_Directions for this task_:
Reproduce the records exactly.

### Supplied records

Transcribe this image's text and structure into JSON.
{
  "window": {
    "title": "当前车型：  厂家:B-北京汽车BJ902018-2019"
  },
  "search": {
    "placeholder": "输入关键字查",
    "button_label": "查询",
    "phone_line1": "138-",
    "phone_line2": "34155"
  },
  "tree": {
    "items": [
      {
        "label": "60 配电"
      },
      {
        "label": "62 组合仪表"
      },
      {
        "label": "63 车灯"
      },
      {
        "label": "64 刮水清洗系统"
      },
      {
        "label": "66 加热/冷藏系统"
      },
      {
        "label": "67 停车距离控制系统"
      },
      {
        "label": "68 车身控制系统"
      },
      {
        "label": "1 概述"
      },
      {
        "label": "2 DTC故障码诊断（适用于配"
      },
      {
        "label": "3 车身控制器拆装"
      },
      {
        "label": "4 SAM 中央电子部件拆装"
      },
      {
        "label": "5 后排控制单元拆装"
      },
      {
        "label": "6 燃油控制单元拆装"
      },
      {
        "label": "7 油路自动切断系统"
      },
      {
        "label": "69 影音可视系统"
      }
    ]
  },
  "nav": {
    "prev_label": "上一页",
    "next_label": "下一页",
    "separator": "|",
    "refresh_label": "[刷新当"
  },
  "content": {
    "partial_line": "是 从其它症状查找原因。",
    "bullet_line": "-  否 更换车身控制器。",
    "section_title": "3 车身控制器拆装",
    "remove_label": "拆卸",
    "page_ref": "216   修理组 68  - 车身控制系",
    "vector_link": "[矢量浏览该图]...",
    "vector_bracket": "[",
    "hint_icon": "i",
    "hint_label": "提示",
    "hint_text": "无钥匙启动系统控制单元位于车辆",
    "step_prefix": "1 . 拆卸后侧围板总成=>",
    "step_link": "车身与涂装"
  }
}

######

_Solution for this exercise_:
Transcribe this image's text and structure into JSON.
{
  "window": {
    "title": "当前车型：  厂家:B-北京汽车BJ902018-2019"
  },
  "search": {
    "placeholder": "输入关键字查",
    "button_label": "查询",
    "phone_line1": "138-",
    "phone_line2": "34155"
  },
  "tree": {
    "items": [
      {
        "label": "60 配电"
      },
      {
        "label": "62 组合仪表"
      },
      {
        "label": "63 车灯"
      },
      {
        "label": "64 刮水清洗系统"
      },
      {
        "label": "66 加热/冷藏系统"
      },
      {
        "label": "67 停车距离控制系统"
      },
      {
        "label": "68 车身控制系统"
      },
      {
        "label": "1 概述"
      },
      {
        "label": "2 DTC故障码诊断（适用于配"
      },
      {
        "label": "3 车身控制器拆装"
      },
      {
        "label": "4 SAM 中央电子部件拆装"
      },
      {
        "label": "5 后排控制单元拆装"
      },
      {
        "label": "6 燃油控制单元拆装"
      },
      {
        "label": "7 油路自动切断系统"
      },
      {
        "label": "69 影音可视系统"
      }
    ]
  },
  "nav": {
    "prev_label": "上一页",
    "next_label": "下一页",
    "separator": "|",
    "refresh_label": "[刷新当"
  },
  "content": {
    "partial_line": "是 从其它症状查找原因。",
    "bullet_line": "-  否 更换车身控制器。",
    "section_title": "3 车身控制器拆装",
    "remove_label": "拆卸",
    "page_ref": "216   修理组 68  - 车身控制系",
    "vector_link": "[矢量浏览该图]...",
    "vector_bracket": "[",
    "hint_icon": "i",
    "hint_label": "提示",
    "hint_text": "无钥匙启动系统控制单元位于车辆",
    "step_prefix": "1 . 拆卸后侧围板总成=>",
    "step_link": "车身与涂装"
  }
}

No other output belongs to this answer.